**Task prompt**:
Give the listing below again in full, exactly as written.

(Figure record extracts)
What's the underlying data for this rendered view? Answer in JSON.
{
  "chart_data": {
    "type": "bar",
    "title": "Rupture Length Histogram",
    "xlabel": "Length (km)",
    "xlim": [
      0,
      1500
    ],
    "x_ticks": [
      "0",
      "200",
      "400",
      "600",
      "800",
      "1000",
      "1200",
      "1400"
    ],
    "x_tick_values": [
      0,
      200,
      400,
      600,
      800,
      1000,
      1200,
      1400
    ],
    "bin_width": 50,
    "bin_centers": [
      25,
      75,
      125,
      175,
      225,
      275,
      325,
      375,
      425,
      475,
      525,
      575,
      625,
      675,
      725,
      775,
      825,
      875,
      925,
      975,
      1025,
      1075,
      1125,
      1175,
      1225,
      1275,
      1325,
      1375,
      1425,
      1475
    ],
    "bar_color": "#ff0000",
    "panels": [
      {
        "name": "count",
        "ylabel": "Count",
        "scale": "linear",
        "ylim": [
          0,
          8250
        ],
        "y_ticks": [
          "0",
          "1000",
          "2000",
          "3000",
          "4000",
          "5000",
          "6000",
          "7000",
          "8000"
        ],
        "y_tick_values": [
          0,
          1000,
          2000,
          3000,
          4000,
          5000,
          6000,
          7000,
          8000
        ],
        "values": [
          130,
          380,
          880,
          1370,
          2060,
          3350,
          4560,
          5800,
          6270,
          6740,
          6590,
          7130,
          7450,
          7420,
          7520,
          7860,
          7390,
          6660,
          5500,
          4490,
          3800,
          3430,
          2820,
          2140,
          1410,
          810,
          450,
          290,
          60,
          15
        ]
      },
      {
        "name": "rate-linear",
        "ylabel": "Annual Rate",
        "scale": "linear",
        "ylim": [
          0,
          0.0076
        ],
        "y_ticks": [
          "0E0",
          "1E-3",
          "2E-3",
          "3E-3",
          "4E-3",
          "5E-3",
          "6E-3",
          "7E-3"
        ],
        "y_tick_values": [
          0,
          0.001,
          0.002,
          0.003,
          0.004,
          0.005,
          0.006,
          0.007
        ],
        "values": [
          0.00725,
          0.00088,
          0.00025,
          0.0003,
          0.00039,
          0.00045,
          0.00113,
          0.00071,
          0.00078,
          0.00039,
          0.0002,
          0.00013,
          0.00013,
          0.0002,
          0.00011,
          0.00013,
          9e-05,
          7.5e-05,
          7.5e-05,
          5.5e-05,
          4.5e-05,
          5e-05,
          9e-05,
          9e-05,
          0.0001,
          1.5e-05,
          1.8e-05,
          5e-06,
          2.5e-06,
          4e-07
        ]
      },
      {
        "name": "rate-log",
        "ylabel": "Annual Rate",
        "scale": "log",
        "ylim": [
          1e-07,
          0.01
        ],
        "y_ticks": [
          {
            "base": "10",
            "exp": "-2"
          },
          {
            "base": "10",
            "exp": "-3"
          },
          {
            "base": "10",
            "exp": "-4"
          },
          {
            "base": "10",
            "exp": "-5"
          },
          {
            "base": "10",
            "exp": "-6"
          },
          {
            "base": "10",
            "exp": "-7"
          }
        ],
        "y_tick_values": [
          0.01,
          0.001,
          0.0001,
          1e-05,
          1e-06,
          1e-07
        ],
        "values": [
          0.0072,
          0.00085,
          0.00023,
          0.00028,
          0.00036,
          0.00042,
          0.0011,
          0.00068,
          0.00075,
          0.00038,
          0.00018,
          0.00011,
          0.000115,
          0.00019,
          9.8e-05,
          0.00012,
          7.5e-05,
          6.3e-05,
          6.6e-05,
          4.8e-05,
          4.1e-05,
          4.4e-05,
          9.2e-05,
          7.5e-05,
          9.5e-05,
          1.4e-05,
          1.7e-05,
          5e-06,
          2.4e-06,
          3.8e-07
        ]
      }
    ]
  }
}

**Output of the exercise**:
What's the underlying data for this rendered view? Answer in JSON.
{
  "chart_data": {
    "type": "bar",
    "title": "Rupture Length Histogram",
    "xlabel": "Length (km)",
    "xlim": [
      0,
      1500
    ],
    "x_ticks": [
      "0",
      "200",
      "400",
      "600",
      "800",
      "1000",
      "1200",
      "1400"
    ],
    "x_tick_values": [
      0,
      200,
      400,
      600,
      800,
      1000,
      1200,
      1400
    ],
    "bin_width": 50,
    "bin_centers": [
      25,
      75,
      125,
      175,
      225,
      275,
      325,
      375,
      425,
      475,
      525,
      575,
      625,
      675,
      725,
      775,
      825,
      875,
      925,
      975,
      1025,
      1075,
      1125,
      1175,
      1225,
      1275,
      1325,
      1375,
      1425,
      1475
    ],
    "bar_color": "#ff0000",
    "panels": [
      {
        "name": "count",
        "ylabel": "Count",
        "scale": "linear",
        "ylim": [
          0,
          8250
        ],
        "y_ticks": [
          "0",
          "1000",
          "2000",
          "3000",
          "4000",
          "5000",
          "6000",
          "7000",
          "8000"
        ],
        "y_tick_values": [
          0,
          1000,
          2000,
          3000,
          4000,
          5000,
          6000,
          7000,
          8000
        ],
        "values": [
          130,
          380,
          880,
          1370,
          2060,
          3350,
          4560,
          5800,
          6270,
          6740,
          6590,
          7130,
          7450,
          7420,
          7520,
          7860,
          7390,
          6660,
          5500,
          4490,
          3800,
          3430,
          2820,
          2140,
          1410,
          810,
          450,
          290,
          60,
          15
        ]
      },
      {
        "name": "rate-linear",
        "ylabel": "Annual Rate",
        "scale": "linear",
        "ylim": [
          0,
          0.0076
        ],
        "y_ticks": [
          "0E0",
          "1E-3",
          "2E-3",
          "3E-3",
          "4E-3",
          "5E-3",
          "6E-3",
          "7E-3"
        ],
        "y_tick_values": [
          0,
          0.001,
          0.002,
          0.003,
          0.004,
          0.005,
          0.006,
          0.007
        ],
        "values": [
          0.00725,
          0.00088,
          0.00025,
          0.0003,
          0.00039,
          0.00045,
          0.00113,
          0.00071,
          0.00078,
          0.00039,
          0.0002,
          0.00013,
          0.00013,
          0.0002,
          0.00011,
          0.00013,
          9e-05,
          7.5e-05,
          7.5e-05,
          5.5e-05,
          4.5e-05,
          5e-05,
          9e-05,
          9e-05,
          0.0001,
          1.5e-05,
          1.8e-05,
          5e-06,
          2.5e-06,
          4e-07
        ]
      },
      {
        "name": "rate-log",
        "ylabel": "Annual Rate",
        "scale": "log",
        "ylim": [
          1e-07,
          0.01
        ],
        "y_ticks": [
          {
            "base": "10",
            "exp": "-2"
          },
          {
            "base": "10",
            "exp": "-3"
          },
          {
            "base": "10",
            "exp": "-4"
          },
          {
            "base": "10",
            "exp": "-5"
          },
          {
            "base": "10",
            "exp": "-6"
          },
          {
            "base": "10",
            "exp": "-7"
          }
        ],
        "y_tick_values": [
          0.01,
          0.001,
          0.0001,
          1e-05,
          1e-06,
          1e-07
        ],
        "values": [
          0.0072,
          0.00085,
          0.00023,
          0.00028,
          0.00036,
          0.00042,
          0.0011,
          0.00068,
          0.00075,
          0.00038,
          0.00018,
          0.00011,
          0.000115,
          0.00019,
          9.8e-05,
          0.00012,
          7.5e-05,
          6.3e-05,
          6.6e-05,
          4.8e-05,
          4.1e-05,
          4.4e-05,
          9.2e-05,
          7.5e-05,
          9.5e-05,
          1.4e-05,
          1.7e-05,
          5e-06,
          2.4e-06,
          3.8e-07
        ]
      }
    ]
  }
}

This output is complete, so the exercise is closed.